### Articolo ###

Nel Trionfo sfilavano anche i prigionieri di guerra, persone di ogni lignaggio che dovevano dimostrare come il vincitore avesse piegato il nemico. Una volta concluso il Trionfo essi venivano incarcerati, oppure uccisi. Molti si sottraevano a quel crudele rito suicidandosi. Quindi, sfilava il trionfatore, adorno della veste e dell’alloro, su un carro trainato da quattro cavalli bianchi; andava in Campidoglio attraversando la città con i senatori e la folla vestiti di bianco, la città tutta addobbata. Accanto al trionfatore i suoi parenti e i suoi amici più cari.

### Dati forniti ###

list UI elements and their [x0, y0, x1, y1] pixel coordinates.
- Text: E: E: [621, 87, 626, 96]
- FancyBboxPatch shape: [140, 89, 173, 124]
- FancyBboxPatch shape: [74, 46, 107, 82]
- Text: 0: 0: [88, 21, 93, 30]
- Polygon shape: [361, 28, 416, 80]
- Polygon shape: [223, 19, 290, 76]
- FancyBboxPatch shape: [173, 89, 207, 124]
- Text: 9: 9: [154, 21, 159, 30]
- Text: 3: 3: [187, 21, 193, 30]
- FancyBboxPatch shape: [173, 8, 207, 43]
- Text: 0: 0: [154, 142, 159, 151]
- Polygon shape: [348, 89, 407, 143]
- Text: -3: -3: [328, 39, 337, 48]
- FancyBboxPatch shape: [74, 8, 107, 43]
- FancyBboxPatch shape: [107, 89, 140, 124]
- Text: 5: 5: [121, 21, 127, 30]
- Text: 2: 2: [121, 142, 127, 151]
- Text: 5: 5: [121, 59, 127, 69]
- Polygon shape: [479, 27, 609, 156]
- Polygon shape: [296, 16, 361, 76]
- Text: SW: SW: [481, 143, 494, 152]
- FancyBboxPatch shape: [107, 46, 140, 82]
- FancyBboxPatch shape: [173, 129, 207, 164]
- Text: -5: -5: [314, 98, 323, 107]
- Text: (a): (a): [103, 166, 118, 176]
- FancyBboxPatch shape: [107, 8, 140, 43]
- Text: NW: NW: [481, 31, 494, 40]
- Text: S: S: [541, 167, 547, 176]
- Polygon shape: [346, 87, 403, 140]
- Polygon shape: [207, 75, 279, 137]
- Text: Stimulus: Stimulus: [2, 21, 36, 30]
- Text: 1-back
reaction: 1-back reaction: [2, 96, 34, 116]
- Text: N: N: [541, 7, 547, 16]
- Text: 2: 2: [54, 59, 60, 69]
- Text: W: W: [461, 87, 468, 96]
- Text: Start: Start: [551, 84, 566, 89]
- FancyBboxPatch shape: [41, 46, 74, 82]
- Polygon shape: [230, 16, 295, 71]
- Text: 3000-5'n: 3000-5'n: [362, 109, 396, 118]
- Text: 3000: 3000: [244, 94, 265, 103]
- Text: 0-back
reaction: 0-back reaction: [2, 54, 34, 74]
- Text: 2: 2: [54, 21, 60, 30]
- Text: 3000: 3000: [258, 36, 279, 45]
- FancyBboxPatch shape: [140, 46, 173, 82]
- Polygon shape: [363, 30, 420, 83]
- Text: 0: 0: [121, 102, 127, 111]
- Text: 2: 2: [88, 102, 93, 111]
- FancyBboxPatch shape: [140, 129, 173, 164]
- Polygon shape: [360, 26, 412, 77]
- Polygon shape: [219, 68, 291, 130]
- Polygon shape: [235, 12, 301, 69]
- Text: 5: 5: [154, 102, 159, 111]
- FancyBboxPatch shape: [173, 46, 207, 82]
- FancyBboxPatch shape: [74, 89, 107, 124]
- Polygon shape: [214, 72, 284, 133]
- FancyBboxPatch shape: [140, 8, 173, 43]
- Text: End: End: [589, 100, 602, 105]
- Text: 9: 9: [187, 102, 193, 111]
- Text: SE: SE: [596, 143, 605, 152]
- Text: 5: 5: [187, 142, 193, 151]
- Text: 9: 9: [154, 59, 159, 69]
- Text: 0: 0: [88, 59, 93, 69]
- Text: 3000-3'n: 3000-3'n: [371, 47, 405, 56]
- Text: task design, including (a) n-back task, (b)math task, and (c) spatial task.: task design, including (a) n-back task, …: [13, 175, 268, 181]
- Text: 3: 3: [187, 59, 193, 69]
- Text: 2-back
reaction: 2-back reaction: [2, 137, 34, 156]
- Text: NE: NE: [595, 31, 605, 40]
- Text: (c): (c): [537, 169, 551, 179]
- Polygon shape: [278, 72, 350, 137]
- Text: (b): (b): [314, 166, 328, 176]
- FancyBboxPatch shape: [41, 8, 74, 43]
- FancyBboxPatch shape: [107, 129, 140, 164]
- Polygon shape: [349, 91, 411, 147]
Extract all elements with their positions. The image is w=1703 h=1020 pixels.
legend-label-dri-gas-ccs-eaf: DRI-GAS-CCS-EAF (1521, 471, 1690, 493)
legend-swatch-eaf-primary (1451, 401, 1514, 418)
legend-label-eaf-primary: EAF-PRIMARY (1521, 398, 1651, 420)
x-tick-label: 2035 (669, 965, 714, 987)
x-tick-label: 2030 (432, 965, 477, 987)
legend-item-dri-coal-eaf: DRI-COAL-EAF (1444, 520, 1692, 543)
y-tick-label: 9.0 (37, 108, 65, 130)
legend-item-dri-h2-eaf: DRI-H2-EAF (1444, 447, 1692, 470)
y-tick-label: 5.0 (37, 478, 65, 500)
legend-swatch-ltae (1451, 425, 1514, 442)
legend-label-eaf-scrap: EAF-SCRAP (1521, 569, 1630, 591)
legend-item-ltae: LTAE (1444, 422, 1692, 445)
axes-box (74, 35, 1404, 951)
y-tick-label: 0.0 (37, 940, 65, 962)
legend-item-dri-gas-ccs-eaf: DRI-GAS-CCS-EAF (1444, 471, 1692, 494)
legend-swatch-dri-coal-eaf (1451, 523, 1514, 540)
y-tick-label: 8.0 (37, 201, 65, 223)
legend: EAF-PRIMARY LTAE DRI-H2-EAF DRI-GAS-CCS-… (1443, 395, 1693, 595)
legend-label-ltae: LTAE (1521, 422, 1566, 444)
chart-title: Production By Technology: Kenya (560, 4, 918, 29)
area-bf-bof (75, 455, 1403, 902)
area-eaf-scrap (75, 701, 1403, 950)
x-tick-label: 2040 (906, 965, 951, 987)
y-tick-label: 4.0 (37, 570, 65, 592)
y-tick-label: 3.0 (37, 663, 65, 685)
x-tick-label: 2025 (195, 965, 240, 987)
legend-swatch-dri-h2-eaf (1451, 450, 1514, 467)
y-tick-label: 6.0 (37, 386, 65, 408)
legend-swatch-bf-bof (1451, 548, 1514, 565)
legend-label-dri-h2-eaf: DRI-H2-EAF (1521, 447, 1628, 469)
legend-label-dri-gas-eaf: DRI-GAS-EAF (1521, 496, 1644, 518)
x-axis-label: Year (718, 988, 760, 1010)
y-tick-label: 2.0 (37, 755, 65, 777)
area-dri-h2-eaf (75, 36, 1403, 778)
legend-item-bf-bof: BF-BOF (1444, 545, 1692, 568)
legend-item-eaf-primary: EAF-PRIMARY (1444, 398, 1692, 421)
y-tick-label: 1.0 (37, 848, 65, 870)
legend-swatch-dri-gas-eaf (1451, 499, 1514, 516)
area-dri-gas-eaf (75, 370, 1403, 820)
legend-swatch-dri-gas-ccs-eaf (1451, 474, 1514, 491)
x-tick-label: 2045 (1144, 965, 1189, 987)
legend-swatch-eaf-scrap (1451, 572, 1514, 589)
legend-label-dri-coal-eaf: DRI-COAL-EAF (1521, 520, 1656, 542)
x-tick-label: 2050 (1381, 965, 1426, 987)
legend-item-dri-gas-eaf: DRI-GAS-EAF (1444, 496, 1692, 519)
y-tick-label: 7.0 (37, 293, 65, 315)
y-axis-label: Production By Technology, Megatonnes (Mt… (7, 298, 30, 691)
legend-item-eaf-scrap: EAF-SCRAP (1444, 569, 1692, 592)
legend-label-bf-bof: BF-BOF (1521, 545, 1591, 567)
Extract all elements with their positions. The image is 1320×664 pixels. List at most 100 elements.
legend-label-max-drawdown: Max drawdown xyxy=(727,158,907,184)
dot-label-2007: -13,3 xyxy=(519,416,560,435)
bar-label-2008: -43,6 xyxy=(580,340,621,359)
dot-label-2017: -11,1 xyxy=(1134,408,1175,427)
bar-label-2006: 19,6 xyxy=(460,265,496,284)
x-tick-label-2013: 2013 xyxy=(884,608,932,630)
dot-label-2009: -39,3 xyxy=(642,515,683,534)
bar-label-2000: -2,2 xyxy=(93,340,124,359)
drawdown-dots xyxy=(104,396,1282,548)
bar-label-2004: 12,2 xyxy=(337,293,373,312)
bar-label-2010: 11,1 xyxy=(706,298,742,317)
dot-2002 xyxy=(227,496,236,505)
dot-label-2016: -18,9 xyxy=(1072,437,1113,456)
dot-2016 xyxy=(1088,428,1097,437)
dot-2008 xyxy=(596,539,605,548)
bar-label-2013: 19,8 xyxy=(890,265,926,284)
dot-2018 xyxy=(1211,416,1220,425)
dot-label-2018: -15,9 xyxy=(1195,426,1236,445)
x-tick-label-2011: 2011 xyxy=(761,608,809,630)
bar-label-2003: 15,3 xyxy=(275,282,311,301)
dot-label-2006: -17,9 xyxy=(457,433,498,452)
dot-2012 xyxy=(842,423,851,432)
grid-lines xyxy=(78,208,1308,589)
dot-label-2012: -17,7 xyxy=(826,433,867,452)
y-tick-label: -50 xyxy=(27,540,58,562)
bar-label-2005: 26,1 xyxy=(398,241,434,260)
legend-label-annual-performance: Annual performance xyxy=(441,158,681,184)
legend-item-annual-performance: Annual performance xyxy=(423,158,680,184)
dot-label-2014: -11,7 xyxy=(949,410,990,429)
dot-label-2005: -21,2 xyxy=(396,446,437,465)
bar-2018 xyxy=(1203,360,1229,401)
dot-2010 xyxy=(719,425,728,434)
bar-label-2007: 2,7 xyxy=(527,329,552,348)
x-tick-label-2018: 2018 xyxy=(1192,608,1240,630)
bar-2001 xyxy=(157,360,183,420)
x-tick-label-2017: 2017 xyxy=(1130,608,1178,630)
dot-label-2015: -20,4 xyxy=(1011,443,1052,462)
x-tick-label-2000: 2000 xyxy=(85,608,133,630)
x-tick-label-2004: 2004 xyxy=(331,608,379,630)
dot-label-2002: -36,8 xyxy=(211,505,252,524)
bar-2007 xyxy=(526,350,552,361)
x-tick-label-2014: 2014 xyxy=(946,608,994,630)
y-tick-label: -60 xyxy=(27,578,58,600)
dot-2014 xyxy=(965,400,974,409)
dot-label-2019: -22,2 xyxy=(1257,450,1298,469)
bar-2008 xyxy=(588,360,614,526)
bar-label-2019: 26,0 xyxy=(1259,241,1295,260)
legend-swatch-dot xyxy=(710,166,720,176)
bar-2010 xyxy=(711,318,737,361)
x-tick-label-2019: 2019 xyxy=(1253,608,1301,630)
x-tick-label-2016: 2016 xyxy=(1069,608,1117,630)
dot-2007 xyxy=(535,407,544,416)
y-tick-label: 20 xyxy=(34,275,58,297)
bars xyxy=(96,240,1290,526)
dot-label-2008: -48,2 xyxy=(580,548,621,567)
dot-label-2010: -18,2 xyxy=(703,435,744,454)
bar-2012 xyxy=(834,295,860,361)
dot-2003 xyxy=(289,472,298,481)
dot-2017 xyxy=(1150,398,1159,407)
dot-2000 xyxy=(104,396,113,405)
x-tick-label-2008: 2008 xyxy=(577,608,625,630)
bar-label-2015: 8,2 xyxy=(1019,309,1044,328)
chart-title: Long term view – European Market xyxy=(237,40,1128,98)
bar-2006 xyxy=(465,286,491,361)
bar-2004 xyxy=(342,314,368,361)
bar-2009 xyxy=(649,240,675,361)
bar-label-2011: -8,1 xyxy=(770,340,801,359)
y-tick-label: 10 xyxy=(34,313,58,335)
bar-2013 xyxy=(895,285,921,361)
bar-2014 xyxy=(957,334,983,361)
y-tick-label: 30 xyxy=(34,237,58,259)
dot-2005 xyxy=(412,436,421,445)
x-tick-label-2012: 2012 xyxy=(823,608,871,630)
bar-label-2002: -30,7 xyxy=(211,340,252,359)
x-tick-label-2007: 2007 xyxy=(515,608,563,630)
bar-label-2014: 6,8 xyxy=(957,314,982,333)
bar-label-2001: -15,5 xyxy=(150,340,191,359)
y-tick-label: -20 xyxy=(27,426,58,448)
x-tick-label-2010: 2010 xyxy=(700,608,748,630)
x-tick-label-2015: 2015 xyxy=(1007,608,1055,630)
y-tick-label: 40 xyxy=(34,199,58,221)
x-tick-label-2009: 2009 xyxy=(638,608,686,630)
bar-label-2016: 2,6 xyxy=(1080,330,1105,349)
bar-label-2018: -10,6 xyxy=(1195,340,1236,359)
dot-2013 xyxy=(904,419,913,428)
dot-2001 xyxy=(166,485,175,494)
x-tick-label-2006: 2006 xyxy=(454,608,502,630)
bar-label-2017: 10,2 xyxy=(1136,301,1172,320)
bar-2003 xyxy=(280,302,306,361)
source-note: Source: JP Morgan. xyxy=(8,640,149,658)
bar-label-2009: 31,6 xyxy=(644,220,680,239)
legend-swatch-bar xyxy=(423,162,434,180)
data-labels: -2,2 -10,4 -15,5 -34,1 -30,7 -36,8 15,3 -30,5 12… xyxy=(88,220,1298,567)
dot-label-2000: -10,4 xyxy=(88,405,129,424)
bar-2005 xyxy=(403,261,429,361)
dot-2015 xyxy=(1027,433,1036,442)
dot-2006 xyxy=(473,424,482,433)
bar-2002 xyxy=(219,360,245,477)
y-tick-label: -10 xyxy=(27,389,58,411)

###

Esercizio →
Riprendi per favore l'articolo sul Trionfo e proseguilo dopo la sua ultima frase.

Risposta →
Una volta arrivato sul Campidoglio venivano sacrificati due buoi e da lì il festeggiato ordinava di mettere in carcere o di uccidere i prigionieri; metteva poi una corona d’alloro sulla testa della statua di Giove e lì si fermava a banchettare. Il rituale seguiva quello stesso del Trionfo che non si poteva celebrare in caso si fosse combattuta una guerra civile e comunque la guerra doveva avere rispettato un preciso rituale, essendo combattuta contro un giusto nemico. Si doveva cercare in tutti i modi di evitare la guerra e bisognava dimostrare che fosse inevitabile quando si decideva di combattere, pertanto non si doveva guerreggiare per essere poi portati in Trionfo. Per essere un nemico giusto, questi non doveva appartenere alla popolazione romana, a meno che non fosse ladrone o pirata.

Era in uso anche fare sfilare in Trionfo le tavole con scolpiti i nomi dei vinti e le rappresentazioni delle città sconfitte e conquistate, oppure scene di episodi importanti della guerra. La riproduzione della Sardegna, ad esempio, era su una tavola che seguiva Tito Sempronio Gracco nel suo Trionfo come conquistatore dell’isola nel 176 a.C.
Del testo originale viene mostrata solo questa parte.